Transcribe the records that follow exactly. Skip the pictures.

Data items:
******

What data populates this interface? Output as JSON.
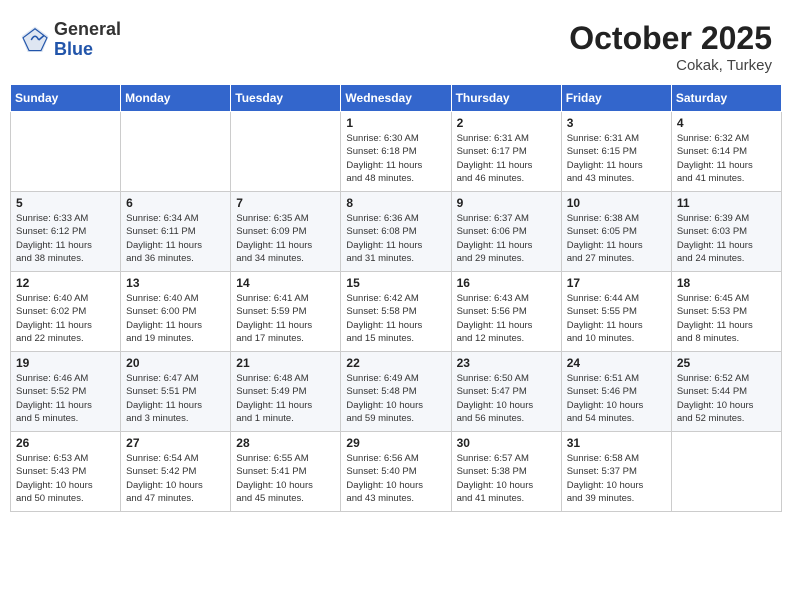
{
  "logo": {
    "general": "General",
    "blue": "Blue"
  },
  "title": "October 2025",
  "subtitle": "Cokak, Turkey",
  "days_of_week": [
    "Sunday",
    "Monday",
    "Tuesday",
    "Wednesday",
    "Thursday",
    "Friday",
    "Saturday"
  ],
  "weeks": [
    [
      {
        "day": "",
        "info": ""
      },
      {
        "day": "",
        "info": ""
      },
      {
        "day": "",
        "info": ""
      },
      {
        "day": "1",
        "info": "Sunrise: 6:30 AM\nSunset: 6:18 PM\nDaylight: 11 hours\nand 48 minutes."
      },
      {
        "day": "2",
        "info": "Sunrise: 6:31 AM\nSunset: 6:17 PM\nDaylight: 11 hours\nand 46 minutes."
      },
      {
        "day": "3",
        "info": "Sunrise: 6:31 AM\nSunset: 6:15 PM\nDaylight: 11 hours\nand 43 minutes."
      },
      {
        "day": "4",
        "info": "Sunrise: 6:32 AM\nSunset: 6:14 PM\nDaylight: 11 hours\nand 41 minutes."
      }
    ],
    [
      {
        "day": "5",
        "info": "Sunrise: 6:33 AM\nSunset: 6:12 PM\nDaylight: 11 hours\nand 38 minutes."
      },
      {
        "day": "6",
        "info": "Sunrise: 6:34 AM\nSunset: 6:11 PM\nDaylight: 11 hours\nand 36 minutes."
      },
      {
        "day": "7",
        "info": "Sunrise: 6:35 AM\nSunset: 6:09 PM\nDaylight: 11 hours\nand 34 minutes."
      },
      {
        "day": "8",
        "info": "Sunrise: 6:36 AM\nSunset: 6:08 PM\nDaylight: 11 hours\nand 31 minutes."
      },
      {
        "day": "9",
        "info": "Sunrise: 6:37 AM\nSunset: 6:06 PM\nDaylight: 11 hours\nand 29 minutes."
      },
      {
        "day": "10",
        "info": "Sunrise: 6:38 AM\nSunset: 6:05 PM\nDaylight: 11 hours\nand 27 minutes."
      },
      {
        "day": "11",
        "info": "Sunrise: 6:39 AM\nSunset: 6:03 PM\nDaylight: 11 hours\nand 24 minutes."
      }
    ],
    [
      {
        "day": "12",
        "info": "Sunrise: 6:40 AM\nSunset: 6:02 PM\nDaylight: 11 hours\nand 22 minutes."
      },
      {
        "day": "13",
        "info": "Sunrise: 6:40 AM\nSunset: 6:00 PM\nDaylight: 11 hours\nand 19 minutes."
      },
      {
        "day": "14",
        "info": "Sunrise: 6:41 AM\nSunset: 5:59 PM\nDaylight: 11 hours\nand 17 minutes."
      },
      {
        "day": "15",
        "info": "Sunrise: 6:42 AM\nSunset: 5:58 PM\nDaylight: 11 hours\nand 15 minutes."
      },
      {
        "day": "16",
        "info": "Sunrise: 6:43 AM\nSunset: 5:56 PM\nDaylight: 11 hours\nand 12 minutes."
      },
      {
        "day": "17",
        "info": "Sunrise: 6:44 AM\nSunset: 5:55 PM\nDaylight: 11 hours\nand 10 minutes."
      },
      {
        "day": "18",
        "info": "Sunrise: 6:45 AM\nSunset: 5:53 PM\nDaylight: 11 hours\nand 8 minutes."
      }
    ],
    [
      {
        "day": "19",
        "info": "Sunrise: 6:46 AM\nSunset: 5:52 PM\nDaylight: 11 hours\nand 5 minutes."
      },
      {
        "day": "20",
        "info": "Sunrise: 6:47 AM\nSunset: 5:51 PM\nDaylight: 11 hours\nand 3 minutes."
      },
      {
        "day": "21",
        "info": "Sunrise: 6:48 AM\nSunset: 5:49 PM\nDaylight: 11 hours\nand 1 minute."
      },
      {
        "day": "22",
        "info": "Sunrise: 6:49 AM\nSunset: 5:48 PM\nDaylight: 10 hours\nand 59 minutes."
      },
      {
        "day": "23",
        "info": "Sunrise: 6:50 AM\nSunset: 5:47 PM\nDaylight: 10 hours\nand 56 minutes."
      },
      {
        "day": "24",
        "info": "Sunrise: 6:51 AM\nSunset: 5:46 PM\nDaylight: 10 hours\nand 54 minutes."
      },
      {
        "day": "25",
        "info": "Sunrise: 6:52 AM\nSunset: 5:44 PM\nDaylight: 10 hours\nand 52 minutes."
      }
    ],
    [
      {
        "day": "26",
        "info": "Sunrise: 6:53 AM\nSunset: 5:43 PM\nDaylight: 10 hours\nand 50 minutes."
      },
      {
        "day": "27",
        "info": "Sunrise: 6:54 AM\nSunset: 5:42 PM\nDaylight: 10 hours\nand 47 minutes."
      },
      {
        "day": "28",
        "info": "Sunrise: 6:55 AM\nSunset: 5:41 PM\nDaylight: 10 hours\nand 45 minutes."
      },
      {
        "day": "29",
        "info": "Sunrise: 6:56 AM\nSunset: 5:40 PM\nDaylight: 10 hours\nand 43 minutes."
      },
      {
        "day": "30",
        "info": "Sunrise: 6:57 AM\nSunset: 5:38 PM\nDaylight: 10 hours\nand 41 minutes."
      },
      {
        "day": "31",
        "info": "Sunrise: 6:58 AM\nSunset: 5:37 PM\nDaylight: 10 hours\nand 39 minutes."
      },
      {
        "day": "",
        "info": ""
      }
    ]
  ]
}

******

◆ **ANSWER BELOW**:
What data populates this interface? Output as JSON.
{
  "logo": {
    "general": "General",
    "blue": "Blue"
  },
  "title": "October 2025",
  "subtitle": "Cokak, Turkey",
  "days_of_week": [
    "Sunday",
    "Monday",
    "Tuesday",
    "Wednesday",
    "Thursday",
    "Friday",
    "Saturday"
  ],
  "weeks": [
    [
      {
        "day": "",
        "info": ""
      },
      {
        "day": "",
        "info": ""
      },
      {
        "day": "",
        "info": ""
      },
      {
        "day": "1",
        "info": "Sunrise: 6:30 AM\nSunset: 6:18 PM\nDaylight: 11 hours\nand 48 minutes."
      },
      {
        "day": "2",
        "info": "Sunrise: 6:31 AM\nSunset: 6:17 PM\nDaylight: 11 hours\nand 46 minutes."
      },
      {
        "day": "3",
        "info": "Sunrise: 6:31 AM\nSunset: 6:15 PM\nDaylight: 11 hours\nand 43 minutes."
      },
      {
        "day": "4",
        "info": "Sunrise: 6:32 AM\nSunset: 6:14 PM\nDaylight: 11 hours\nand 41 minutes."
      }
    ],
    [
      {
        "day": "5",
        "info": "Sunrise: 6:33 AM\nSunset: 6:12 PM\nDaylight: 11 hours\nand 38 minutes."
      },
      {
        "day": "6",
        "info": "Sunrise: 6:34 AM\nSunset: 6:11 PM\nDaylight: 11 hours\nand 36 minutes."
      },
      {
        "day": "7",
        "info": "Sunrise: 6:35 AM\nSunset: 6:09 PM\nDaylight: 11 hours\nand 34 minutes."
      },
      {
        "day": "8",
        "info": "Sunrise: 6:36 AM\nSunset: 6:08 PM\nDaylight: 11 hours\nand 31 minutes."
      },
      {
        "day": "9",
        "info": "Sunrise: 6:37 AM\nSunset: 6:06 PM\nDaylight: 11 hours\nand 29 minutes."
      },
      {
        "day": "10",
        "info": "Sunrise: 6:38 AM\nSunset: 6:05 PM\nDaylight: 11 hours\nand 27 minutes."
      },
      {
        "day": "11",
        "info": "Sunrise: 6:39 AM\nSunset: 6:03 PM\nDaylight: 11 hours\nand 24 minutes."
      }
    ],
    [
      {
        "day": "12",
        "info": "Sunrise: 6:40 AM\nSunset: 6:02 PM\nDaylight: 11 hours\nand 22 minutes."
      },
      {
        "day": "13",
        "info": "Sunrise: 6:40 AM\nSunset: 6:00 PM\nDaylight: 11 hours\nand 19 minutes."
      },
      {
        "day": "14",
        "info": "Sunrise: 6:41 AM\nSunset: 5:59 PM\nDaylight: 11 hours\nand 17 minutes."
      },
      {
        "day": "15",
        "info": "Sunrise: 6:42 AM\nSunset: 5:58 PM\nDaylight: 11 hours\nand 15 minutes."
      },
      {
        "day": "16",
        "info": "Sunrise: 6:43 AM\nSunset: 5:56 PM\nDaylight: 11 hours\nand 12 minutes."
      },
      {
        "day": "17",
        "info": "Sunrise: 6:44 AM\nSunset: 5:55 PM\nDaylight: 11 hours\nand 10 minutes."
      },
      {
        "day": "18",
        "info": "Sunrise: 6:45 AM\nSunset: 5:53 PM\nDaylight: 11 hours\nand 8 minutes."
      }
    ],
    [
      {
        "day": "19",
        "info": "Sunrise: 6:46 AM\nSunset: 5:52 PM\nDaylight: 11 hours\nand 5 minutes."
      },
      {
        "day": "20",
        "info": "Sunrise: 6:47 AM\nSunset: 5:51 PM\nDaylight: 11 hours\nand 3 minutes."
      },
      {
        "day": "21",
        "info": "Sunrise: 6:48 AM\nSunset: 5:49 PM\nDaylight: 11 hours\nand 1 minute."
      },
      {
        "day": "22",
        "info": "Sunrise: 6:49 AM\nSunset: 5:48 PM\nDaylight: 10 hours\nand 59 minutes."
      },
      {
        "day": "23",
        "info": "Sunrise: 6:50 AM\nSunset: 5:47 PM\nDaylight: 10 hours\nand 56 minutes."
      },
      {
        "day": "24",
        "info": "Sunrise: 6:51 AM\nSunset: 5:46 PM\nDaylight: 10 hours\nand 54 minutes."
      },
      {
        "day": "25",
        "info": "Sunrise: 6:52 AM\nSunset: 5:44 PM\nDaylight: 10 hours\nand 52 minutes."
      }
    ],
    [
      {
        "day": "26",
        "info": "Sunrise: 6:53 AM\nSunset: 5:43 PM\nDaylight: 10 hours\nand 50 minutes."
      },
      {
        "day": "27",
        "info": "Sunrise: 6:54 AM\nSunset: 5:42 PM\nDaylight: 10 hours\nand 47 minutes."
      },
      {
        "day": "28",
        "info": "Sunrise: 6:55 AM\nSunset: 5:41 PM\nDaylight: 10 hours\nand 45 minutes."
      },
      {
        "day": "29",
        "info": "Sunrise: 6:56 AM\nSunset: 5:40 PM\nDaylight: 10 hours\nand 43 minutes."
      },
      {
        "day": "30",
        "info": "Sunrise: 6:57 AM\nSunset: 5:38 PM\nDaylight: 10 hours\nand 41 minutes."
      },
      {
        "day": "31",
        "info": "Sunrise: 6:58 AM\nSunset: 5:37 PM\nDaylight: 10 hours\nand 39 minutes."
      },
      {
        "day": "",
        "info": ""
      }
    ]
  ]
}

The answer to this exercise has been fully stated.